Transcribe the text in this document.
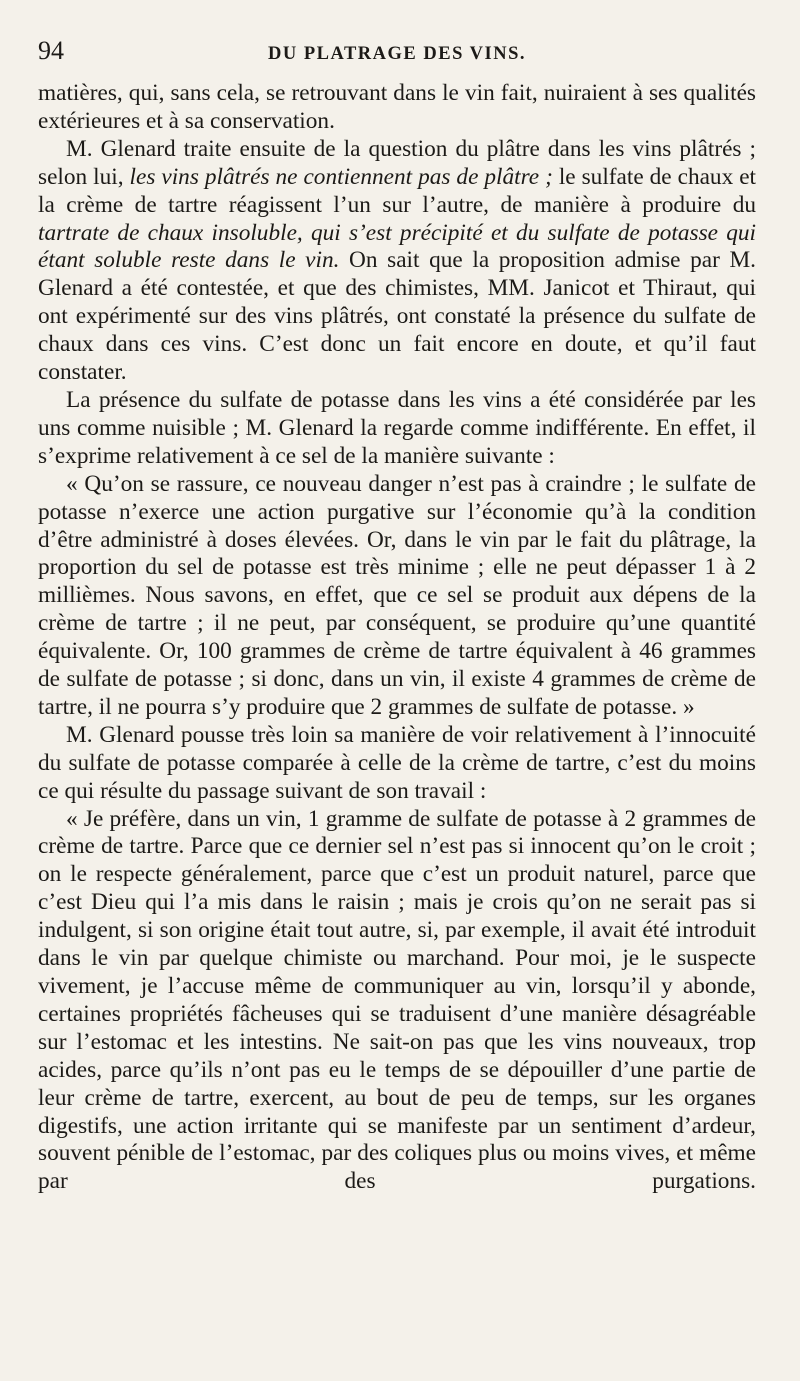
94	DU PLATRAGE DES VINS.

matières, qui, sans cela, se retrouvant dans le vin fait, nuiraient à ses qualités extérieures et à sa conservation.

M. Glenard traite ensuite de la question du plâtre dans les vins plâtrés ; selon lui, les vins plâtrés ne contiennent pas de plâtre ; le sulfate de chaux et la crème de tartre réagissent l’un sur l’autre, de manière à produire du tartrate de chaux insoluble, qui s’est précipité et du sulfate de potasse qui étant soluble reste dans le vin. On sait que la proposition admise par M. Glenard a été contestée, et que des chimistes, MM. Janicot et Thiraut, qui ont expérimenté sur des vins plâtrés, ont constaté la présence du sulfate de chaux dans ces vins. C’est donc un fait encore en doute, et qu’il faut constater.

La présence du sulfate de potasse dans les vins a été considérée par les uns comme nuisible ; M. Glenard la regarde comme indifférente. En effet, il s’exprime relativement à ce sel de la manière suivante :

« Qu’on se rassure, ce nouveau danger n’est pas à craindre ; le sulfate de potasse n’exerce une action purgative sur l’économie qu’à la condition d’être administré à doses élevées. Or, dans le vin par le fait du plâtrage, la proportion du sel de potasse est très minime ; elle ne peut dépasser 1 à 2 millièmes. Nous savons, en effet, que ce sel se produit aux dépens de la crème de tartre ; il ne peut, par conséquent, se produire qu’une quantité équivalente. Or, 100 grammes de crème de tartre équivalent à 46 grammes de sulfate de potasse ; si donc, dans un vin, il existe 4 grammes de crème de tartre, il ne pourra s’y produire que 2 grammes de sulfate de potasse. »

M. Glenard pousse très loin sa manière de voir relativement à l’innocuité du sulfate de potasse comparée à celle de la crème de tartre, c’est du moins ce qui résulte du passage suivant de son travail :

« Je préfère, dans un vin, 1 gramme de sulfate de potasse à 2 grammes de crème de tartre. Parce que ce dernier sel n’est pas si innocent qu’on le croit ; on le respecte généralement, parce que c’est un produit naturel, parce que c’est Dieu qui l’a mis dans le raisin ; mais je crois qu’on ne serait pas si indulgent, si son origine était tout autre, si, par exemple, il avait été introduit dans le vin par quelque chimiste ou marchand. Pour moi, je le suspecte vivement, je l’accuse même de communiquer au vin, lorsqu’il y abonde, certaines propriétés fâcheuses qui se traduisent d’une manière désagréable sur l’estomac et les intestins. Ne sait-on pas que les vins nouveaux, trop acides, parce qu’ils n’ont pas eu le temps de se dépouiller d’une partie de leur crème de tartre, exercent, au bout de peu de temps, sur les organes digestifs, une action irritante qui se manifeste par un sentiment d’ardeur, souvent pénible de l’estomac, par des coliques plus ou moins vives, et même par des purgations.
--
▸ Task brief: Working from the lines above, reproduce the material exactly and exclude its pictures.

▸ Response to the exercise:
Transcribe the text in this document.
94	DU PLATRAGE DES VINS.

matières, qui, sans cela, se retrouvant dans le vin fait, nuiraient à ses qualités extérieures et à sa conservation.

M. Glenard traite ensuite de la question du plâtre dans les vins plâtrés ; selon lui, les vins plâtrés ne contiennent pas de plâtre ; le sulfate de chaux et la crème de tartre réagissent l’un sur l’autre, de manière à produire du tartrate de chaux insoluble, qui s’est précipité et du sulfate de potasse qui étant soluble reste dans le vin. On sait que la proposition admise par M. Glenard a été contestée, et que des chimistes, MM. Janicot et Thiraut, qui ont expérimenté sur des vins plâtrés, ont constaté la présence du sulfate de chaux dans ces vins. C’est donc un fait encore en doute, et qu’il faut constater.

La présence du sulfate de potasse dans les vins a été considérée par les uns comme nuisible ; M. Glenard la regarde comme indifférente. En effet, il s’exprime relativement à ce sel de la manière suivante :

« Qu’on se rassure, ce nouveau danger n’est pas à craindre ; le sulfate de potasse n’exerce une action purgative sur l’économie qu’à la condition d’être administré à doses élevées. Or, dans le vin par le fait du plâtrage, la proportion du sel de potasse est très minime ; elle ne peut dépasser 1 à 2 millièmes. Nous savons, en effet, que ce sel se produit aux dépens de la crème de tartre ; il ne peut, par conséquent, se produire qu’une quantité équivalente. Or, 100 grammes de crème de tartre équivalent à 46 grammes de sulfate de potasse ; si donc, dans un vin, il existe 4 grammes de crème de tartre, il ne pourra s’y produire que 2 grammes de sulfate de potasse. »

M. Glenard pousse très loin sa manière de voir relativement à l’innocuité du sulfate de potasse comparée à celle de la crème de tartre, c’est du moins ce qui résulte du passage suivant de son travail :

« Je préfère, dans un vin, 1 gramme de sulfate de potasse à 2 grammes de crème de tartre. Parce que ce dernier sel n’est pas si innocent qu’on le croit ; on le respecte généralement, parce que c’est un produit naturel, parce que c’est Dieu qui l’a mis dans le raisin ; mais je crois qu’on ne serait pas si indulgent, si son origine était tout autre, si, par exemple, il avait été introduit dans le vin par quelque chimiste ou marchand. Pour moi, je le suspecte vivement, je l’accuse même de communiquer au vin, lorsqu’il y abonde, certaines propriétés fâcheuses qui se traduisent d’une manière désagréable sur l’estomac et les intestins. Ne sait-on pas que les vins nouveaux, trop acides, parce qu’ils n’ont pas eu le temps de se dépouiller d’une partie de leur crème de tartre, exercent, au bout de peu de temps, sur les organes digestifs, une action irritante qui se manifeste par un sentiment d’ardeur, souvent pénible de l’estomac, par des coliques plus ou moins vives, et même par des purgations.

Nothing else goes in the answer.